PROBLEM STATEMENT:
Keep only the lines that hold the string "Geodatabase", filtering out the rest of the entries below.

Records from a collection:
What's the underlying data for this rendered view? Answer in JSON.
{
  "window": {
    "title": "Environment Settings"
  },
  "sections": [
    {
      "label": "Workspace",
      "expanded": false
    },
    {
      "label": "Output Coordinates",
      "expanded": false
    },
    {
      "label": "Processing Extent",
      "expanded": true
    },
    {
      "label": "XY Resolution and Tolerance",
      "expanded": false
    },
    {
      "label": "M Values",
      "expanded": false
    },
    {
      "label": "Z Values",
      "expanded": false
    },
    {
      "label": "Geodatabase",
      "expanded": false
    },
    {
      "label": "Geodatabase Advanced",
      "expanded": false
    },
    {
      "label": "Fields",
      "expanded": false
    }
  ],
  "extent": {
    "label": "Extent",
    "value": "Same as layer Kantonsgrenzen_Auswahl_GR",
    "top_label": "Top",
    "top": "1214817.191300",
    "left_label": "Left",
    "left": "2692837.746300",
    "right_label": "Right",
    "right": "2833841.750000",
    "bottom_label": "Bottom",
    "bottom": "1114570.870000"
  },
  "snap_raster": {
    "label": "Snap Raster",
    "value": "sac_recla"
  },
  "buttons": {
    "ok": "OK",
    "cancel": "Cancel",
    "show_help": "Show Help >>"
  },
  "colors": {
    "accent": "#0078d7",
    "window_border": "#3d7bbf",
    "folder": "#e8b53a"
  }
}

RESPONSE TO THIS TASK:
      "label": "Geodatabase",
      "label": "Geodatabase Advanced",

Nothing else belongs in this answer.